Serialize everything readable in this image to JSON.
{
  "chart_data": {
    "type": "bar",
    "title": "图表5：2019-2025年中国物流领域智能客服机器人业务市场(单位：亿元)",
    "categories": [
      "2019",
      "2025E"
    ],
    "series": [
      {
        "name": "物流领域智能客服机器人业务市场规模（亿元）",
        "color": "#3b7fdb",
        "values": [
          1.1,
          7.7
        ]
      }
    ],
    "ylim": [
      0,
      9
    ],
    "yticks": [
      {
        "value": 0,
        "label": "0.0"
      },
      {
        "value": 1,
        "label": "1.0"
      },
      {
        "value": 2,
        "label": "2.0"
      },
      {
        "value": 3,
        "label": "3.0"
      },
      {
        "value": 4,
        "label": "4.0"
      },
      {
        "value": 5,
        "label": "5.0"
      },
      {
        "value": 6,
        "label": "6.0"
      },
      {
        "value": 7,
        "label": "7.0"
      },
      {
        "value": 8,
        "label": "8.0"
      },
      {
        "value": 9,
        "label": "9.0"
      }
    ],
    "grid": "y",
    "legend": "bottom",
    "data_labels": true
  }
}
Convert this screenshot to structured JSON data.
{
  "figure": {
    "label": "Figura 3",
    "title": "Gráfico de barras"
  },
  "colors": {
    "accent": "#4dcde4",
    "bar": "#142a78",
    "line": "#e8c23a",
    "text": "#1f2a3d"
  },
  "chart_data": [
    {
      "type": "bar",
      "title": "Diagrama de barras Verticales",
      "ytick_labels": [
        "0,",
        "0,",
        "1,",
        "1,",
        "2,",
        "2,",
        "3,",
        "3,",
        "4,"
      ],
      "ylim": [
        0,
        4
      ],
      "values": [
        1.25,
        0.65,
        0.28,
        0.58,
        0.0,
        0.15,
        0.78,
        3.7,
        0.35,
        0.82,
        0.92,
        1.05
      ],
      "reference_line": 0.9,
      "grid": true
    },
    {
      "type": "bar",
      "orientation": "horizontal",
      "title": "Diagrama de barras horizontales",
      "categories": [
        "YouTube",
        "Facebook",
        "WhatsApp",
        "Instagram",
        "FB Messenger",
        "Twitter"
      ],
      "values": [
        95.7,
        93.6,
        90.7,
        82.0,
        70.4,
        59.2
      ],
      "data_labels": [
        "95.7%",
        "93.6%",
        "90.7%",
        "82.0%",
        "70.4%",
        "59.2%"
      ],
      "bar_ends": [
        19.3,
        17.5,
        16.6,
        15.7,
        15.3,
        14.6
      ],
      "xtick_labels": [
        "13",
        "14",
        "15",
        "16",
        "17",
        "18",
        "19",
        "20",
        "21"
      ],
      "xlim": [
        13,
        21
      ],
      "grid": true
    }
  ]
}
◇ ◇ ◇ ◇ ◇
TO DO: Retype the listing above in full, with no alterations.

RESULT BELOW:
Serialize everything readable in this image to JSON.
{
  "chart_data": {
    "type": "bar",
    "title": "图表5：2019-2025年中国物流领域智能客服机器人业务市场(单位：亿元)",
    "categories": [
      "2019",
      "2025E"
    ],
    "series": [
      {
        "name": "物流领域智能客服机器人业务市场规模（亿元）",
        "color": "#3b7fdb",
        "values": [
          1.1,
          7.7
        ]
      }
    ],
    "ylim": [
      0,
      9
    ],
    "yticks": [
      {
        "value": 0,
        "label": "0.0"
      },
      {
        "value": 1,
        "label": "1.0"
      },
      {
        "value": 2,
        "label": "2.0"
      },
      {
        "value": 3,
        "label": "3.0"
      },
      {
        "value": 4,
        "label": "4.0"
      },
      {
        "value": 5,
        "label": "5.0"
      },
      {
        "value": 6,
        "label": "6.0"
      },
      {
        "value": 7,
        "label": "7.0"
      },
      {
        "value": 8,
        "label": "8.0"
      },
      {
        "value": 9,
        "label": "9.0"
      }
    ],
    "grid": "y",
    "legend": "bottom",
    "data_labels": true
  }
}
Convert this screenshot to structured JSON data.
{
  "figure": {
    "label": "Figura 3",
    "title": "Gráfico de barras"
  },
  "colors": {
    "accent": "#4dcde4",
    "bar": "#142a78",
    "line": "#e8c23a",
    "text": "#1f2a3d"
  },
  "chart_data": [
    {
      "type": "bar",
      "title": "Diagrama de barras Verticales",
      "ytick_labels": [
        "0,",
        "0,",
        "1,",
        "1,",
        "2,",
        "2,",
        "3,",
        "3,",
        "4,"
      ],
      "ylim": [
        0,
        4
      ],
      "values": [
        1.25,
        0.65,
        0.28,
        0.58,
        0.0,
        0.15,
        0.78,
        3.7,
        0.35,
        0.82,
        0.92,
        1.05
      ],
      "reference_line": 0.9,
      "grid": true
    },
    {
      "type": "bar",
      "orientation": "horizontal",
      "title": "Diagrama de barras horizontales",
      "categories": [
        "YouTube",
        "Facebook",
        "WhatsApp",
        "Instagram",
        "FB Messenger",
        "Twitter"
      ],
      "values": [
        95.7,
        93.6,
        90.7,
        82.0,
        70.4,
        59.2
      ],
      "data_labels": [
        "95.7%",
        "93.6%",
        "90.7%",
        "82.0%",
        "70.4%",
        "59.2%"
      ],
      "bar_ends": [
        19.3,
        17.5,
        16.6,
        15.7,
        15.3,
        14.6
      ],
      "xtick_labels": [
        "13",
        "14",
        "15",
        "16",
        "17",
        "18",
        "19",
        "20",
        "21"
      ],
      "xlim": [
        13,
        21
      ],
      "grid": true
    }
  ]
}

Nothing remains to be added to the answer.